* _Extracted data_:
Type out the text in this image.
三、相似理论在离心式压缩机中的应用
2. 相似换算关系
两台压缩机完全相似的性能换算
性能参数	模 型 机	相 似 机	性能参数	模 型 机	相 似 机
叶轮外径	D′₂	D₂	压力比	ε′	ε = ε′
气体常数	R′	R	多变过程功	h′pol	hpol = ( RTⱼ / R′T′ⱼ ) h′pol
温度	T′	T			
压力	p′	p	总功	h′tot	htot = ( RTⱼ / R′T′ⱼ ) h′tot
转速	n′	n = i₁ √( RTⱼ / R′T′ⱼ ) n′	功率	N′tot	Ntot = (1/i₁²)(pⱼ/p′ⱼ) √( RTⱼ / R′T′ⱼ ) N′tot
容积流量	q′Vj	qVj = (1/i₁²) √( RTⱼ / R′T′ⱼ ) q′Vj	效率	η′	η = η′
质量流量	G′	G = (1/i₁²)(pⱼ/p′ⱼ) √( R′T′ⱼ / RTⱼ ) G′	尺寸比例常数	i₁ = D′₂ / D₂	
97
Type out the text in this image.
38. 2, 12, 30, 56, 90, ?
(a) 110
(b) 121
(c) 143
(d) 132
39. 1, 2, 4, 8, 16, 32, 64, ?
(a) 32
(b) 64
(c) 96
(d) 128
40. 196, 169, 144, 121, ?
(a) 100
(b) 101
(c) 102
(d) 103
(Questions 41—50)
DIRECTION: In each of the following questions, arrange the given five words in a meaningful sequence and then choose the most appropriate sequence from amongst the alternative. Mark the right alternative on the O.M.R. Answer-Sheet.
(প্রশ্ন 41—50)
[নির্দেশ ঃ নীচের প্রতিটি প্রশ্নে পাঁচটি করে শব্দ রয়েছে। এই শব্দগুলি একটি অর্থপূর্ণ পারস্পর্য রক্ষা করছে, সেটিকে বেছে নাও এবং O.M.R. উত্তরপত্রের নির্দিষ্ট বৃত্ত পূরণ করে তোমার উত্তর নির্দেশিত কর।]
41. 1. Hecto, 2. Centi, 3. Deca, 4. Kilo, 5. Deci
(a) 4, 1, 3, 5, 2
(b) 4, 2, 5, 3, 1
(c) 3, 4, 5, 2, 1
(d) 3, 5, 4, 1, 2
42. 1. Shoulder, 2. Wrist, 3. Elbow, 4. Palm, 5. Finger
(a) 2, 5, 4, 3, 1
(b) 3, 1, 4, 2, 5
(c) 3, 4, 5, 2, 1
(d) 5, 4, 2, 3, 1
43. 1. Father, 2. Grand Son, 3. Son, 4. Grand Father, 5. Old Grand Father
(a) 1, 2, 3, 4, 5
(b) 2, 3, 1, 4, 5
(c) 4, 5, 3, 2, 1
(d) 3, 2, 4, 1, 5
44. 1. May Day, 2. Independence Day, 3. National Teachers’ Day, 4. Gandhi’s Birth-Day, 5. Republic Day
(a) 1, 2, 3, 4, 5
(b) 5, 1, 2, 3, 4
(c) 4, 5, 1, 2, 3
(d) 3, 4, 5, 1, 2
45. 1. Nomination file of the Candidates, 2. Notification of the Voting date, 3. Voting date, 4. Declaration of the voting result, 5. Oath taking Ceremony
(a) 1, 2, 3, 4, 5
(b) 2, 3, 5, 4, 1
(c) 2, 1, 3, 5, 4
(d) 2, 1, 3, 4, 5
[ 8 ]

* _What the task asks_:
Your task is to repeat each line of the material exactly.

* _The solution_:
Type out the text in this image.
三、相似理论在离心式压缩机中的应用
2. 相似换算关系
两台压缩机完全相似的性能换算
性能参数	模 型 机	相 似 机	性能参数	模 型 机	相 似 机
叶轮外径	D′₂	D₂	压力比	ε′	ε = ε′
气体常数	R′	R	多变过程功	h′pol	hpol = ( RTⱼ / R′T′ⱼ ) h′pol
温度	T′	T			
压力	p′	p	总功	h′tot	htot = ( RTⱼ / R′T′ⱼ ) h′tot
转速	n′	n = i₁ √( RTⱼ / R′T′ⱼ ) n′	功率	N′tot	Ntot = (1/i₁²)(pⱼ/p′ⱼ) √( RTⱼ / R′T′ⱼ ) N′tot
容积流量	q′Vj	qVj = (1/i₁²) √( RTⱼ / R′T′ⱼ ) q′Vj	效率	η′	η = η′
质量流量	G′	G = (1/i₁²)(pⱼ/p′ⱼ) √( R′T′ⱼ / RTⱼ ) G′	尺寸比例常数	i₁ = D′₂ / D₂	
97
Type out the text in this image.
38. 2, 12, 30, 56, 90, ?
(a) 110
(b) 121
(c) 143
(d) 132
39. 1, 2, 4, 8, 16, 32, 64, ?
(a) 32
(b) 64
(c) 96
(d) 128
40. 196, 169, 144, 121, ?
(a) 100
(b) 101
(c) 102
(d) 103
(Questions 41—50)
DIRECTION: In each of the following questions, arrange the given five words in a meaningful sequence and then choose the most appropriate sequence from amongst the alternative. Mark the right alternative on the O.M.R. Answer-Sheet.
(প্রশ্ন 41—50)
[নির্দেশ ঃ নীচের প্রতিটি প্রশ্নে পাঁচটি করে শব্দ রয়েছে। এই শব্দগুলি একটি অর্থপূর্ণ পারস্পর্য রক্ষা করছে, সেটিকে বেছে নাও এবং O.M.R. উত্তরপত্রের নির্দিষ্ট বৃত্ত পূরণ করে তোমার উত্তর নির্দেশিত কর।]
41. 1. Hecto, 2. Centi, 3. Deca, 4. Kilo, 5. Deci
(a) 4, 1, 3, 5, 2
(b) 4, 2, 5, 3, 1
(c) 3, 4, 5, 2, 1
(d) 3, 5, 4, 1, 2
42. 1. Shoulder, 2. Wrist, 3. Elbow, 4. Palm, 5. Finger
(a) 2, 5, 4, 3, 1
(b) 3, 1, 4, 2, 5
(c) 3, 4, 5, 2, 1
(d) 5, 4, 2, 3, 1
43. 1. Father, 2. Grand Son, 3. Son, 4. Grand Father, 5. Old Grand Father
(a) 1, 2, 3, 4, 5
(b) 2, 3, 1, 4, 5
(c) 4, 5, 3, 2, 1
(d) 3, 2, 4, 1, 5
44. 1. May Day, 2. Independence Day, 3. National Teachers’ Day, 4. Gandhi’s Birth-Day, 5. Republic Day
(a) 1, 2, 3, 4, 5
(b) 5, 1, 2, 3, 4
(c) 4, 5, 1, 2, 3
(d) 3, 4, 5, 1, 2
45. 1. Nomination file of the Candidates, 2. Notification of the Voting date, 3. Voting date, 4. Declaration of the voting result, 5. Oath taking Ceremony
(a) 1, 2, 3, 4, 5
(b) 2, 3, 5, 4, 1
(c) 2, 1, 3, 5, 4
(d) 2, 1, 3, 4, 5
[ 8 ]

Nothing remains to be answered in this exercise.